**Given problem**
Identify each line in the records below that contains the word "请输入一个标签", and copy it.

**Entries provided**
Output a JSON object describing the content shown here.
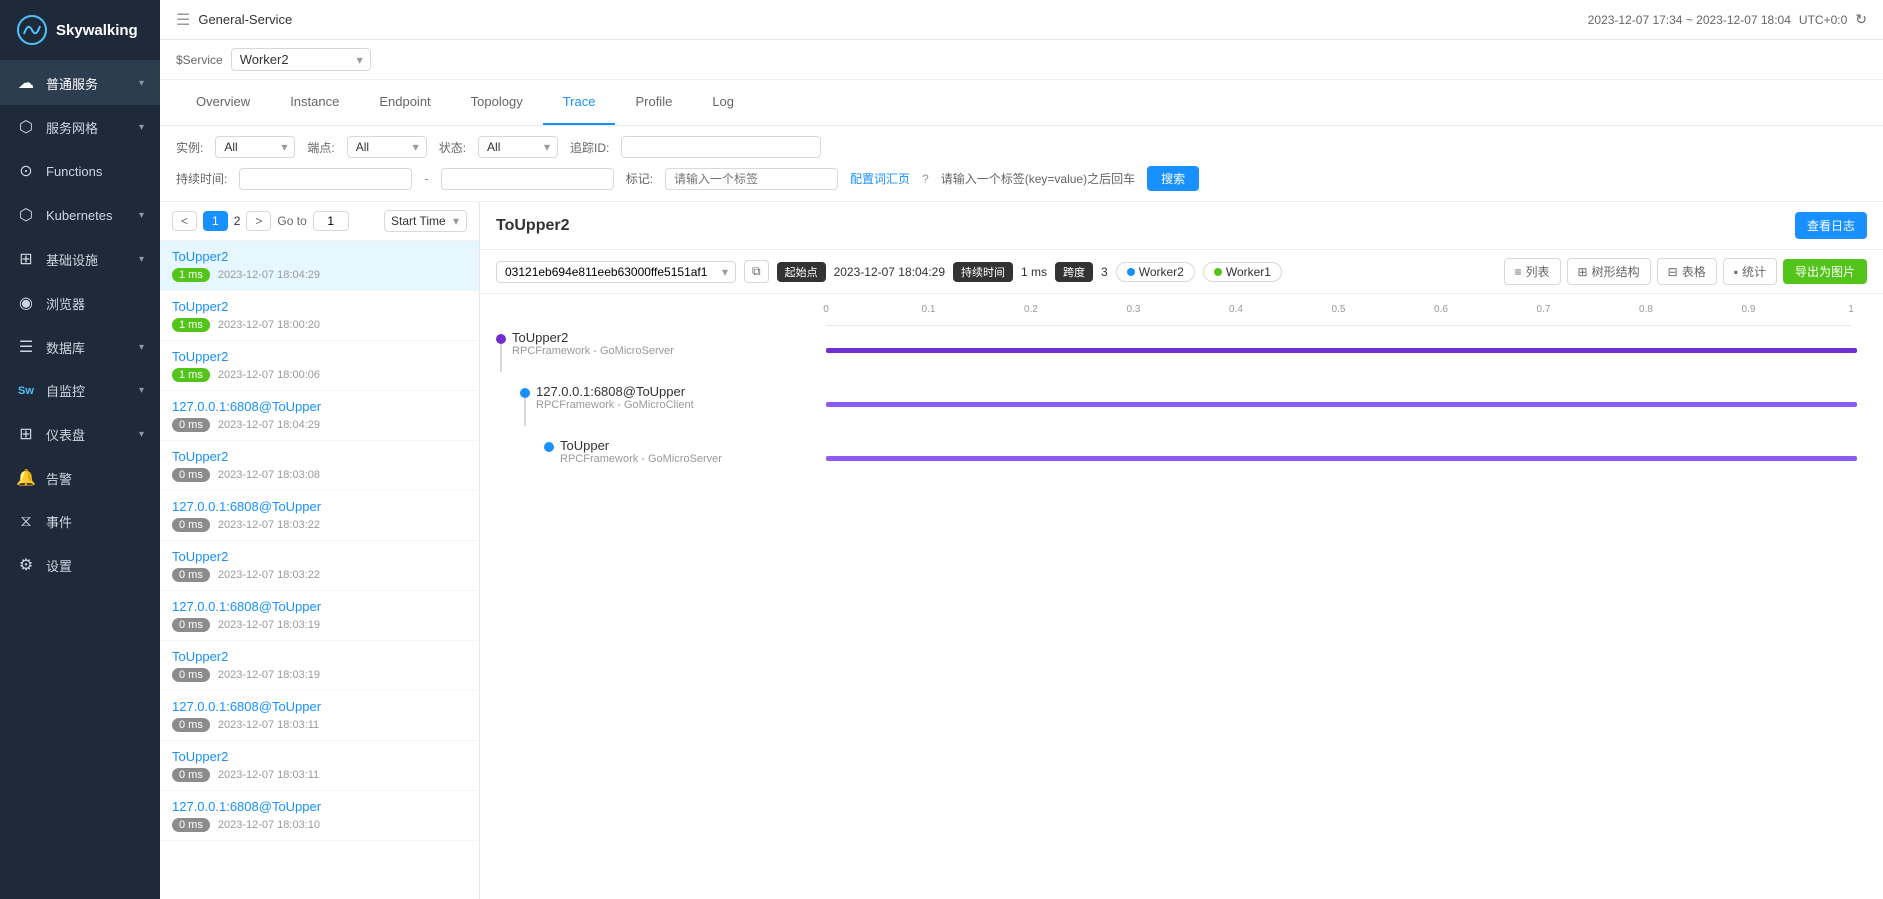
{
  "app": {
    "title": "General-Service",
    "window_title": "General-Service",
    "logo": "Skywalking",
    "datetime": "2023-12-07 17:34 ~ 2023-12-07 18:04",
    "timezone": "UTC+0:0"
  },
  "sidebar": {
    "items": [
      {
        "id": "normal-service",
        "label": "普通服务",
        "icon": "☁",
        "hasChevron": true,
        "active": true
      },
      {
        "id": "service-mesh",
        "label": "服务网格",
        "icon": "◫",
        "hasChevron": true
      },
      {
        "id": "functions",
        "label": "Functions",
        "icon": "⊙",
        "hasChevron": false
      },
      {
        "id": "kubernetes",
        "label": "Kubernetes",
        "icon": "⬡",
        "hasChevron": true
      },
      {
        "id": "infrastructure",
        "label": "基础设施",
        "icon": "⊞",
        "hasChevron": true
      },
      {
        "id": "browser",
        "label": "浏览器",
        "icon": "◉",
        "hasChevron": false
      },
      {
        "id": "database",
        "label": "数据库",
        "icon": "☰",
        "hasChevron": true
      },
      {
        "id": "self-monitor",
        "label": "自监控",
        "icon": "Sw",
        "hasChevron": true
      },
      {
        "id": "dashboard",
        "label": "仪表盘",
        "icon": "⊞",
        "hasChevron": true
      },
      {
        "id": "alert",
        "label": "告警",
        "icon": "🔔",
        "hasChevron": false
      },
      {
        "id": "events",
        "label": "事件",
        "icon": "⧖",
        "hasChevron": false
      },
      {
        "id": "settings",
        "label": "设置",
        "icon": "⚙",
        "hasChevron": false
      }
    ]
  },
  "topbar": {
    "service_label": "$Service",
    "service_value": "Worker2",
    "datetime": "2023-12-07 17:34 ~ 2023-12-07 18:04",
    "timezone": "UTC+0:0"
  },
  "tabs": [
    {
      "id": "overview",
      "label": "Overview"
    },
    {
      "id": "instance",
      "label": "Instance"
    },
    {
      "id": "endpoint",
      "label": "Endpoint"
    },
    {
      "id": "topology",
      "label": "Topology"
    },
    {
      "id": "trace",
      "label": "Trace",
      "active": true
    },
    {
      "id": "profile",
      "label": "Profile"
    },
    {
      "id": "log",
      "label": "Log"
    }
  ],
  "filters": {
    "instance_label": "实例:",
    "instance_value": "All",
    "endpoint_label": "端点:",
    "endpoint_value": "All",
    "status_label": "状态:",
    "status_value": "All",
    "traceid_label": "追踪ID:",
    "traceid_placeholder": "",
    "duration_label": "持续时间:",
    "duration_placeholder1": "",
    "duration_placeholder2": "",
    "dash": "-",
    "tag_label": "标记:",
    "tag_placeholder": "请输入一个标签",
    "config_link": "配置词汇页",
    "help_hint": "请输入一个标签(key=value)之后回车",
    "search_btn": "搜索"
  },
  "list": {
    "page_prev": "<",
    "page_current": "1",
    "page_next": "2",
    "page_next_arrow": ">",
    "goto_label": "Go to",
    "goto_value": "1",
    "sort_options": [
      "Start Time"
    ],
    "sort_selected": "Start Time",
    "items": [
      {
        "title": "ToUpper2",
        "badge": "1 ms",
        "badge_type": "1ms",
        "time": "2023-12-07 18:04:29",
        "selected": true
      },
      {
        "title": "ToUpper2",
        "badge": "1 ms",
        "badge_type": "1ms",
        "time": "2023-12-07 18:00:20"
      },
      {
        "title": "ToUpper2",
        "badge": "1 ms",
        "badge_type": "1ms",
        "time": "2023-12-07 18:00:06"
      },
      {
        "title": "127.0.0.1:6808@ToUpper",
        "badge": "0 ms",
        "badge_type": "0ms",
        "time": "2023-12-07 18:04:29"
      },
      {
        "title": "ToUpper2",
        "badge": "0 ms",
        "badge_type": "0ms",
        "time": "2023-12-07 18:03:08"
      },
      {
        "title": "127.0.0.1:6808@ToUpper",
        "badge": "0 ms",
        "badge_type": "0ms",
        "time": "2023-12-07 18:03:22"
      },
      {
        "title": "ToUpper2",
        "badge": "0 ms",
        "badge_type": "0ms",
        "time": "2023-12-07 18:03:22"
      },
      {
        "title": "127.0.0.1:6808@ToUpper",
        "badge": "0 ms",
        "badge_type": "0ms",
        "time": "2023-12-07 18:03:19"
      },
      {
        "title": "ToUpper2",
        "badge": "0 ms",
        "badge_type": "0ms",
        "time": "2023-12-07 18:03:19"
      },
      {
        "title": "127.0.0.1:6808@ToUpper",
        "badge": "0 ms",
        "badge_type": "0ms",
        "time": "2023-12-07 18:03:11"
      },
      {
        "title": "ToUpper2",
        "badge": "0 ms",
        "badge_type": "0ms",
        "time": "2023-12-07 18:03:11"
      },
      {
        "title": "127.0.0.1:6808@ToUpper",
        "badge": "0 ms",
        "badge_type": "0ms",
        "time": "2023-12-07 18:03:10"
      }
    ]
  },
  "detail": {
    "title": "ToUpper2",
    "view_log_btn": "查看日志",
    "trace_id": "03121eb694e811eeb63000ffe5151af1",
    "start_time_label": "起始点",
    "start_time": "2023-12-07 18:04:29",
    "duration_label": "持续时间",
    "duration": "1 ms",
    "span_count_label": "跨度",
    "span_count": "3",
    "services": [
      {
        "name": "Worker2",
        "dot_type": "blue"
      },
      {
        "name": "Worker1",
        "dot_type": "green"
      }
    ],
    "view_modes": [
      {
        "id": "list",
        "label": "列表",
        "icon": "≡"
      },
      {
        "id": "tree",
        "label": "树形结构",
        "icon": "⊞"
      },
      {
        "id": "table",
        "label": "表格",
        "icon": "⊟"
      },
      {
        "id": "stats",
        "label": "统计",
        "icon": "⬛"
      }
    ],
    "export_btn": "导出为图片",
    "spans": [
      {
        "name": "ToUpper2",
        "sub": "RPCFramework - GoMicroServer",
        "dot_type": "purple",
        "indent": 0,
        "bar_left_pct": 0,
        "bar_width_pct": 99,
        "bar_type": "purple"
      },
      {
        "name": "127.0.0.1:6808@ToUpper",
        "sub": "RPCFramework - GoMicroClient",
        "dot_type": "blue",
        "indent": 1,
        "bar_left_pct": 0,
        "bar_width_pct": 99,
        "bar_type": "purple"
      },
      {
        "name": "ToUpper",
        "sub": "RPCFramework - GoMicroServer",
        "dot_type": "blue",
        "indent": 2,
        "bar_left_pct": 0,
        "bar_width_pct": 99,
        "bar_type": "purple"
      }
    ],
    "ruler_ticks": [
      "0",
      "0.1",
      "0.2",
      "0.3",
      "0.4",
      "0.5",
      "0.6",
      "0.7",
      "0.8",
      "0.9",
      "1"
    ]
  }
}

**Full solution**
    "tag_placeholder": "请输入一个标签",
    "help_hint": "请输入一个标签(key=value)之后回车",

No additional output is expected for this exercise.